### Challenge
Copy out every one of the following lines verbatim, with no alterations, omissions, or additions.

### Labeled box records

□ □ □

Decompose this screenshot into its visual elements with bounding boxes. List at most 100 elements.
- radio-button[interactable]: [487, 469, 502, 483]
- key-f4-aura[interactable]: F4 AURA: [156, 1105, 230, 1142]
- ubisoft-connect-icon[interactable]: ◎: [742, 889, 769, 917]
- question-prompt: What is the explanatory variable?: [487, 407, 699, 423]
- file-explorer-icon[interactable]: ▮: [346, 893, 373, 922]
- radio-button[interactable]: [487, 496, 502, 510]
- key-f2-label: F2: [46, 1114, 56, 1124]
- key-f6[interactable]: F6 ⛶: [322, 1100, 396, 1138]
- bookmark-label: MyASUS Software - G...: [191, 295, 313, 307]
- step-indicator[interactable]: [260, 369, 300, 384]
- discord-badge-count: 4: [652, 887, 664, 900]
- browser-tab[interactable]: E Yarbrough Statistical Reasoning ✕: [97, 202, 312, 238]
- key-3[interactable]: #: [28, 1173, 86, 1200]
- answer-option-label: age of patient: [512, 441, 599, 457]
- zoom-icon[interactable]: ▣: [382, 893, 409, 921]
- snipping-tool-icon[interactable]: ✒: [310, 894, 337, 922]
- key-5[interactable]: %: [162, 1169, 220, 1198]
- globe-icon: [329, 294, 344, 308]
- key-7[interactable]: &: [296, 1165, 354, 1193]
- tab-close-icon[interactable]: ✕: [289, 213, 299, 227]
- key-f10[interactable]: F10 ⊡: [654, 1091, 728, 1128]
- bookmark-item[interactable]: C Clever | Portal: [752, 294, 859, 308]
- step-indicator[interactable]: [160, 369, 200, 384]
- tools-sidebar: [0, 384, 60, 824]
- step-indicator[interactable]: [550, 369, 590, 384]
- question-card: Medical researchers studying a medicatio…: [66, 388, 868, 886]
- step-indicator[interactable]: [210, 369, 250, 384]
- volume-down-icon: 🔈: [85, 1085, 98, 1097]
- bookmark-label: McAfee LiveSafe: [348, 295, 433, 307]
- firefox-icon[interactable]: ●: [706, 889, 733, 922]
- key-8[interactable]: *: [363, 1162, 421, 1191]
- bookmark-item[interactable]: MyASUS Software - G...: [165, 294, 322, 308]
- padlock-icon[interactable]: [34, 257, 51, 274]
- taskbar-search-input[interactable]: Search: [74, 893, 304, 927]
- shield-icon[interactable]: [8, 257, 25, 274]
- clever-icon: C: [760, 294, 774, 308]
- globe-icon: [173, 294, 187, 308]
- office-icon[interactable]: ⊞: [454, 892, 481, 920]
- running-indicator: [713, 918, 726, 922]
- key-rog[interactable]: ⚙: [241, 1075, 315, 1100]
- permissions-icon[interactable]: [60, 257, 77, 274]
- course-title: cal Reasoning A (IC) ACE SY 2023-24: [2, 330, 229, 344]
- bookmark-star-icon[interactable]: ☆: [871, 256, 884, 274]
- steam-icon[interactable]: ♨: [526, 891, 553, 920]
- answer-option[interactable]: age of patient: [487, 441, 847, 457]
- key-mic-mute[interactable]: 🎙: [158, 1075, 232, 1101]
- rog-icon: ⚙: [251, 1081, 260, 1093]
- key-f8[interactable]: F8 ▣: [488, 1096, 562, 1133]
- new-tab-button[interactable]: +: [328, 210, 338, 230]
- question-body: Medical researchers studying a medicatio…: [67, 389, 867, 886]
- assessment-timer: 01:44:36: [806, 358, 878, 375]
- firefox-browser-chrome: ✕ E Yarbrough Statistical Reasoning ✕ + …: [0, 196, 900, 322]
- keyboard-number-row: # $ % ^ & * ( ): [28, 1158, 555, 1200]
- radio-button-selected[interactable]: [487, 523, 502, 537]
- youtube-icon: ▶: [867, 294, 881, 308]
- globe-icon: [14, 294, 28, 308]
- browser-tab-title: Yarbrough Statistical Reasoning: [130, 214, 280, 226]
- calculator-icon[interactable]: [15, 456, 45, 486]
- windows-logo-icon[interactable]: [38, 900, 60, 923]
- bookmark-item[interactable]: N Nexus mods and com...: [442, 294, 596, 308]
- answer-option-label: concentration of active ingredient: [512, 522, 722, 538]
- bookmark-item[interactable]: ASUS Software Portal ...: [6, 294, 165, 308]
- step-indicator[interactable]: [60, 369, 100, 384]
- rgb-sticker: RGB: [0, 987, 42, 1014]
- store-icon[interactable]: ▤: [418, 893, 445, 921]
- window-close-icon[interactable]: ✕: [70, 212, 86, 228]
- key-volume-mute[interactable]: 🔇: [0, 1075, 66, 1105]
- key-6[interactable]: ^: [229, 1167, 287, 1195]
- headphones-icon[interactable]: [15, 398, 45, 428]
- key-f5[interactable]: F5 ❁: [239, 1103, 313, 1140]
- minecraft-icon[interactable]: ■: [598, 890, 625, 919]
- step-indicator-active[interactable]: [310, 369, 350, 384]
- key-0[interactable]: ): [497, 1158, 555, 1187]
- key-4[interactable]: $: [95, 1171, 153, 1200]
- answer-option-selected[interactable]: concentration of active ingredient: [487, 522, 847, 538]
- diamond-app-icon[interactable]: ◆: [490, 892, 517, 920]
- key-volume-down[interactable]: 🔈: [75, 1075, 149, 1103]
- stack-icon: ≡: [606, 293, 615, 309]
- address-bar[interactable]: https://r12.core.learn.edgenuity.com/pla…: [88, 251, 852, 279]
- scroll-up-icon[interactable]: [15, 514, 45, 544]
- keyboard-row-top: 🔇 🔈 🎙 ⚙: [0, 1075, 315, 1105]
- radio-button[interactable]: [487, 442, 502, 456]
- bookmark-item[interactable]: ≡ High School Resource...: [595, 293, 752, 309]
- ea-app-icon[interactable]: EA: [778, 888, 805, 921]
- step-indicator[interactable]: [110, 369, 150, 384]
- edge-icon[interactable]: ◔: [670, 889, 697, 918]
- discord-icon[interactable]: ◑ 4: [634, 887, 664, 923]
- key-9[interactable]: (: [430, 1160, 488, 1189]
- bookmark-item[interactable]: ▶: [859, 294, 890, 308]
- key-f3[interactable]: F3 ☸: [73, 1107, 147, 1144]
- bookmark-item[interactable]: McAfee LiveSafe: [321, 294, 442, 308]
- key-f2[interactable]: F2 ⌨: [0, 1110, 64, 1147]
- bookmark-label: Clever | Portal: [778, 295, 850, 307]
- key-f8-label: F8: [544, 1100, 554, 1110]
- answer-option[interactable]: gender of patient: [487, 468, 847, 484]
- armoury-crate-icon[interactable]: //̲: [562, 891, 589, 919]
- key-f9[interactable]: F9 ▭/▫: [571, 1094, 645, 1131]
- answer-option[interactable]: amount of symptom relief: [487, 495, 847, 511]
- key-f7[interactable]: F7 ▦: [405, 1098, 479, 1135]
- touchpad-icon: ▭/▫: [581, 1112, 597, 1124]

□ □ □

### Solution for this task
Decompose this screenshot into its visual elements with bounding boxes. List at most 100 elements.
- radio-button[interactable]: [487, 469, 502, 483]
- key-f4-aura[interactable]: F4 AURA: [156, 1105, 230, 1142]
- ubisoft-connect-icon[interactable]: ◎: [742, 889, 769, 917]
- question-prompt: What is the explanatory variable?: [487, 407, 699, 423]
- file-explorer-icon[interactable]: ▮: [346, 893, 373, 922]
- radio-button[interactable]: [487, 496, 502, 510]
- key-f2-label: F2: [46, 1114, 56, 1124]
- key-f6[interactable]: F6 ⛶: [322, 1100, 396, 1138]
- bookmark-label: MyASUS Software - G...: [191, 295, 313, 307]
- step-indicator[interactable]: [260, 369, 300, 384]
- discord-badge-count: 4: [652, 887, 664, 900]
- browser-tab[interactable]: E Yarbrough Statistical Reasoning ✕: [97, 202, 312, 238]
- key-3[interactable]: #: [28, 1173, 86, 1200]
- answer-option-label: age of patient: [512, 441, 599, 457]
- zoom-icon[interactable]: ▣: [382, 893, 409, 921]
- snipping-tool-icon[interactable]: ✒: [310, 894, 337, 922]
- key-5[interactable]: %: [162, 1169, 220, 1198]
- globe-icon: [329, 294, 344, 308]
- key-7[interactable]: &: [296, 1165, 354, 1193]
- tab-close-icon[interactable]: ✕: [289, 213, 299, 227]
- key-f10[interactable]: F10 ⊡: [654, 1091, 728, 1128]
- bookmark-item[interactable]: C Clever | Portal: [752, 294, 859, 308]
- step-indicator[interactable]: [160, 369, 200, 384]
- tools-sidebar: [0, 384, 60, 824]
- step-indicator[interactable]: [550, 369, 590, 384]
- question-card: Medical researchers studying a medicatio…: [66, 388, 868, 886]
- step-indicator[interactable]: [210, 369, 250, 384]
- volume-down-icon: 🔈: [85, 1085, 98, 1097]
- bookmark-label: McAfee LiveSafe: [348, 295, 433, 307]
- firefox-icon[interactable]: ●: [706, 889, 733, 922]
- key-8[interactable]: *: [363, 1162, 421, 1191]
- bookmark-item[interactable]: MyASUS Software - G...: [165, 294, 322, 308]
- padlock-icon[interactable]: [34, 257, 51, 274]
- taskbar-search-input[interactable]: Search: [74, 893, 304, 927]
- shield-icon[interactable]: [8, 257, 25, 274]
- clever-icon: C: [760, 294, 774, 308]
- globe-icon: [173, 294, 187, 308]
- office-icon[interactable]: ⊞: [454, 892, 481, 920]
- running-indicator: [713, 918, 726, 922]
- key-rog[interactable]: ⚙: [241, 1075, 315, 1100]
- permissions-icon[interactable]: [60, 257, 77, 274]
- course-title: cal Reasoning A (IC) ACE SY 2023-24: [2, 330, 229, 344]
- bookmark-star-icon[interactable]: ☆: [871, 256, 884, 274]
- steam-icon[interactable]: ♨: [526, 891, 553, 920]
- answer-option[interactable]: age of patient: [487, 441, 847, 457]
- key-mic-mute[interactable]: 🎙: [158, 1075, 232, 1101]
- rog-icon: ⚙: [251, 1081, 260, 1093]
- key-f8[interactable]: F8 ▣: [488, 1096, 562, 1133]
- new-tab-button[interactable]: +: [328, 210, 338, 230]
- question-body: Medical researchers studying a medicatio…: [67, 389, 867, 886]
- assessment-timer: 01:44:36: [806, 358, 878, 375]
- firefox-browser-chrome: ✕ E Yarbrough Statistical Reasoning ✕ + …: [0, 196, 900, 322]
- keyboard-number-row: # $ % ^ & * ( ): [28, 1158, 555, 1200]
- radio-button-selected[interactable]: [487, 523, 502, 537]
- youtube-icon: ▶: [867, 294, 881, 308]
- globe-icon: [14, 294, 28, 308]
- browser-tab-title: Yarbrough Statistical Reasoning: [130, 214, 280, 226]
- calculator-icon[interactable]: [15, 456, 45, 486]
- windows-logo-icon[interactable]: [38, 900, 60, 923]
- bookmark-item[interactable]: N Nexus mods and com...: [442, 294, 596, 308]
- answer-option-label: concentration of active ingredient: [512, 522, 722, 538]
- bookmark-item[interactable]: ASUS Software Portal ...: [6, 294, 165, 308]
- step-indicator[interactable]: [60, 369, 100, 384]
- rgb-sticker: RGB: [0, 987, 42, 1014]
- store-icon[interactable]: ▤: [418, 893, 445, 921]
- window-close-icon[interactable]: ✕: [70, 212, 86, 228]
- key-volume-mute[interactable]: 🔇: [0, 1075, 66, 1105]
- key-6[interactable]: ^: [229, 1167, 287, 1195]
- headphones-icon[interactable]: [15, 398, 45, 428]
- key-f5[interactable]: F5 ❁: [239, 1103, 313, 1140]
- minecraft-icon[interactable]: ■: [598, 890, 625, 919]
- step-indicator-active[interactable]: [310, 369, 350, 384]
- key-0[interactable]: ): [497, 1158, 555, 1187]
- key-4[interactable]: $: [95, 1171, 153, 1200]
- answer-option-selected[interactable]: concentration of active ingredient: [487, 522, 847, 538]
- diamond-app-icon[interactable]: ◆: [490, 892, 517, 920]
- key-volume-down[interactable]: 🔈: [75, 1075, 149, 1103]
- stack-icon: ≡: [606, 293, 615, 309]
- address-bar[interactable]: https://r12.core.learn.edgenuity.com/pla…: [88, 251, 852, 279]
- scroll-up-icon[interactable]: [15, 514, 45, 544]
- keyboard-row-top: 🔇 🔈 🎙 ⚙: [0, 1075, 315, 1105]
- radio-button[interactable]: [487, 442, 502, 456]
- bookmark-item[interactable]: ≡ High School Resource...: [595, 293, 752, 309]
- ea-app-icon[interactable]: EA: [778, 888, 805, 921]
- step-indicator[interactable]: [110, 369, 150, 384]
- edge-icon[interactable]: ◔: [670, 889, 697, 918]
- discord-icon[interactable]: ◑ 4: [634, 887, 664, 923]
- key-9[interactable]: (: [430, 1160, 488, 1189]
- bookmark-item[interactable]: ▶: [859, 294, 890, 308]
- key-f3[interactable]: F3 ☸: [73, 1107, 147, 1144]
- bookmark-item[interactable]: McAfee LiveSafe: [321, 294, 442, 308]
- key-f2[interactable]: F2 ⌨: [0, 1110, 64, 1147]
- bookmark-label: Clever | Portal: [778, 295, 850, 307]
- key-f8-label: F8: [544, 1100, 554, 1110]
- answer-option[interactable]: gender of patient: [487, 468, 847, 484]
- armoury-crate-icon[interactable]: //̲: [562, 891, 589, 919]
- key-f9[interactable]: F9 ▭/▫: [571, 1094, 645, 1131]
- answer-option[interactable]: amount of symptom relief: [487, 495, 847, 511]
- key-f7[interactable]: F7 ▦: [405, 1098, 479, 1135]
- touchpad-icon: ▭/▫: [581, 1112, 597, 1124]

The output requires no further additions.